■ Extracted material
— Start —
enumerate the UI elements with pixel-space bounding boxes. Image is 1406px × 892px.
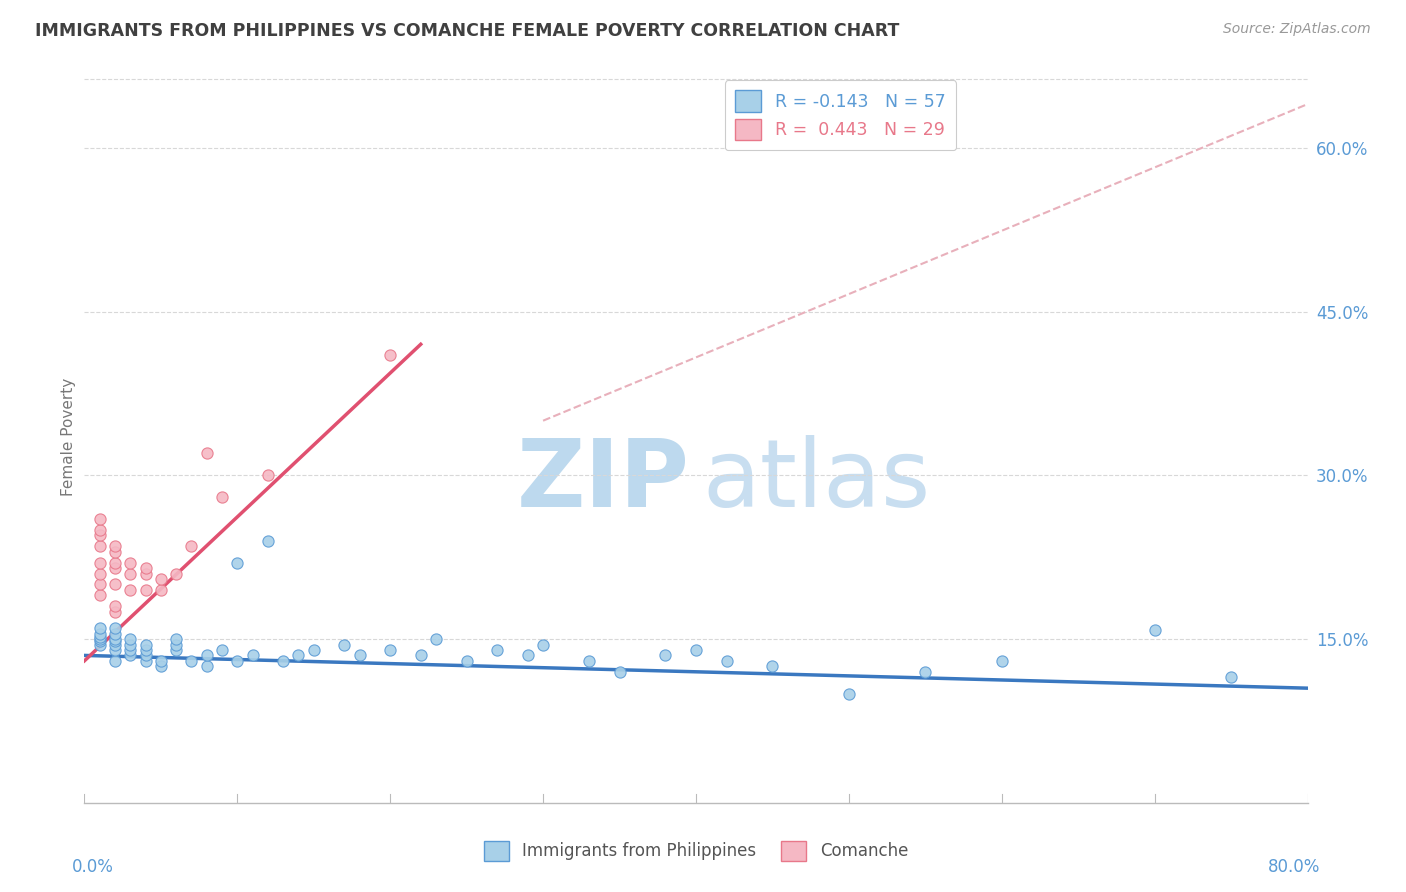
Point — [409, 648, 432, 663]
Point — [104, 626, 127, 640]
Point — [165, 638, 187, 652]
Point — [104, 643, 127, 657]
Point — [104, 545, 127, 559]
Point — [89, 632, 111, 646]
Point — [104, 621, 127, 635]
Point — [257, 468, 280, 483]
Text: ZIP: ZIP — [517, 435, 690, 527]
Point — [257, 533, 280, 548]
Point — [211, 490, 233, 504]
Text: 80.0%: 80.0% — [1267, 858, 1320, 876]
Point — [149, 659, 172, 673]
Point — [226, 556, 249, 570]
Point — [195, 446, 218, 460]
Point — [578, 654, 600, 668]
Point — [195, 648, 218, 663]
Legend: Immigrants from Philippines, Comanche: Immigrants from Philippines, Comanche — [477, 834, 915, 868]
Point — [89, 523, 111, 537]
Point — [287, 648, 309, 663]
Point — [89, 638, 111, 652]
Text: atlas: atlas — [702, 435, 931, 527]
Point — [1143, 624, 1166, 638]
Point — [89, 634, 111, 648]
Y-axis label: Female Poverty: Female Poverty — [60, 378, 76, 496]
Point — [89, 588, 111, 602]
Text: IMMIGRANTS FROM PHILIPPINES VS COMANCHE FEMALE POVERTY CORRELATION CHART: IMMIGRANTS FROM PHILIPPINES VS COMANCHE … — [35, 22, 900, 40]
Point — [149, 654, 172, 668]
Point — [761, 659, 783, 673]
Point — [89, 621, 111, 635]
Point — [302, 643, 325, 657]
Point — [425, 632, 447, 646]
Point — [89, 577, 111, 591]
Point — [120, 643, 142, 657]
Point — [135, 566, 157, 581]
Point — [914, 665, 936, 679]
Point — [89, 528, 111, 542]
Point — [516, 648, 538, 663]
Point — [104, 577, 127, 591]
Point — [89, 512, 111, 526]
Point — [165, 643, 187, 657]
Point — [195, 659, 218, 673]
Text: 0.0%: 0.0% — [72, 858, 114, 876]
Point — [716, 654, 738, 668]
Point — [135, 582, 157, 597]
Point — [89, 626, 111, 640]
Point — [349, 648, 371, 663]
Point — [380, 348, 402, 362]
Point — [149, 582, 172, 597]
Point — [180, 654, 202, 668]
Point — [104, 632, 127, 646]
Point — [609, 665, 631, 679]
Point — [104, 634, 127, 648]
Point — [120, 638, 142, 652]
Point — [104, 561, 127, 575]
Point — [120, 648, 142, 663]
Point — [89, 630, 111, 644]
Point — [531, 638, 554, 652]
Point — [165, 566, 187, 581]
Point — [1220, 670, 1243, 684]
Point — [333, 638, 356, 652]
Point — [104, 539, 127, 553]
Point — [685, 643, 707, 657]
Point — [135, 648, 157, 663]
Point — [104, 605, 127, 619]
Point — [104, 654, 127, 668]
Point — [120, 556, 142, 570]
Point — [456, 654, 478, 668]
Point — [89, 556, 111, 570]
Point — [226, 654, 249, 668]
Text: Source: ZipAtlas.com: Source: ZipAtlas.com — [1223, 22, 1371, 37]
Point — [135, 561, 157, 575]
Point — [380, 643, 402, 657]
Point — [211, 643, 233, 657]
Point — [120, 582, 142, 597]
Point — [135, 638, 157, 652]
Point — [991, 654, 1014, 668]
Point — [104, 638, 127, 652]
Point — [180, 539, 202, 553]
Point — [120, 566, 142, 581]
Point — [165, 632, 187, 646]
Point — [654, 648, 676, 663]
Point — [89, 539, 111, 553]
Point — [149, 572, 172, 586]
Point — [104, 556, 127, 570]
Point — [120, 632, 142, 646]
Point — [838, 687, 860, 701]
Point — [486, 643, 509, 657]
Point — [135, 643, 157, 657]
Point — [89, 566, 111, 581]
Point — [242, 648, 264, 663]
Point — [135, 654, 157, 668]
Point — [271, 654, 294, 668]
Point — [104, 599, 127, 614]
— End —
■ What the task asks
Write out all of the lines above again, switching "Legend" to "Key" wherever it occurs and changing nothing else. Leave out the pictures.

■ Task answer
enumerate the UI elements with pixel-space bounding boxes. Image is 1406px × 892px.
Point — [409, 648, 432, 663]
Point — [104, 626, 127, 640]
Point — [165, 638, 187, 652]
Point — [104, 643, 127, 657]
Point — [104, 545, 127, 559]
Point — [89, 632, 111, 646]
Point — [104, 621, 127, 635]
Point — [257, 468, 280, 483]
Text: ZIP: ZIP — [517, 435, 690, 527]
Point — [257, 533, 280, 548]
Point — [211, 490, 233, 504]
Text: 80.0%: 80.0% — [1267, 858, 1320, 876]
Point — [149, 659, 172, 673]
Point — [226, 556, 249, 570]
Point — [195, 446, 218, 460]
Point — [578, 654, 600, 668]
Point — [195, 648, 218, 663]
Key: Immigrants from Philippines, Comanche: Immigrants from Philippines, Comanche — [477, 834, 915, 868]
Point — [89, 523, 111, 537]
Point — [287, 648, 309, 663]
Point — [89, 638, 111, 652]
Text: atlas: atlas — [702, 435, 931, 527]
Point — [1143, 624, 1166, 638]
Point — [89, 634, 111, 648]
Y-axis label: Female Poverty: Female Poverty — [60, 378, 76, 496]
Point — [89, 588, 111, 602]
Text: IMMIGRANTS FROM PHILIPPINES VS COMANCHE FEMALE POVERTY CORRELATION CHART: IMMIGRANTS FROM PHILIPPINES VS COMANCHE … — [35, 22, 900, 40]
Point — [149, 654, 172, 668]
Point — [761, 659, 783, 673]
Point — [89, 621, 111, 635]
Point — [302, 643, 325, 657]
Point — [425, 632, 447, 646]
Point — [89, 577, 111, 591]
Point — [120, 643, 142, 657]
Point — [135, 566, 157, 581]
Point — [914, 665, 936, 679]
Point — [89, 528, 111, 542]
Point — [516, 648, 538, 663]
Point — [104, 577, 127, 591]
Point — [89, 512, 111, 526]
Point — [165, 643, 187, 657]
Point — [195, 659, 218, 673]
Text: 0.0%: 0.0% — [72, 858, 114, 876]
Point — [716, 654, 738, 668]
Point — [135, 582, 157, 597]
Point — [89, 626, 111, 640]
Point — [349, 648, 371, 663]
Point — [380, 348, 402, 362]
Point — [149, 582, 172, 597]
Point — [180, 654, 202, 668]
Point — [104, 632, 127, 646]
Point — [609, 665, 631, 679]
Point — [104, 634, 127, 648]
Point — [120, 638, 142, 652]
Point — [104, 561, 127, 575]
Point — [120, 648, 142, 663]
Point — [89, 630, 111, 644]
Point — [531, 638, 554, 652]
Point — [165, 566, 187, 581]
Point — [1220, 670, 1243, 684]
Point — [333, 638, 356, 652]
Point — [104, 539, 127, 553]
Point — [685, 643, 707, 657]
Point — [135, 648, 157, 663]
Point — [104, 605, 127, 619]
Point — [104, 654, 127, 668]
Point — [120, 556, 142, 570]
Point — [456, 654, 478, 668]
Point — [89, 556, 111, 570]
Point — [226, 654, 249, 668]
Text: Source: ZipAtlas.com: Source: ZipAtlas.com — [1223, 22, 1371, 37]
Point — [135, 561, 157, 575]
Point — [380, 643, 402, 657]
Point — [211, 643, 233, 657]
Point — [120, 582, 142, 597]
Point — [135, 638, 157, 652]
Point — [991, 654, 1014, 668]
Point — [104, 638, 127, 652]
Point — [180, 539, 202, 553]
Point — [120, 566, 142, 581]
Point — [165, 632, 187, 646]
Point — [654, 648, 676, 663]
Point — [89, 539, 111, 553]
Point — [149, 572, 172, 586]
Point — [104, 556, 127, 570]
Point — [120, 632, 142, 646]
Point — [838, 687, 860, 701]
Point — [486, 643, 509, 657]
Point — [135, 643, 157, 657]
Point — [89, 566, 111, 581]
Point — [242, 648, 264, 663]
Point — [135, 654, 157, 668]
Point — [271, 654, 294, 668]
Point — [104, 599, 127, 614]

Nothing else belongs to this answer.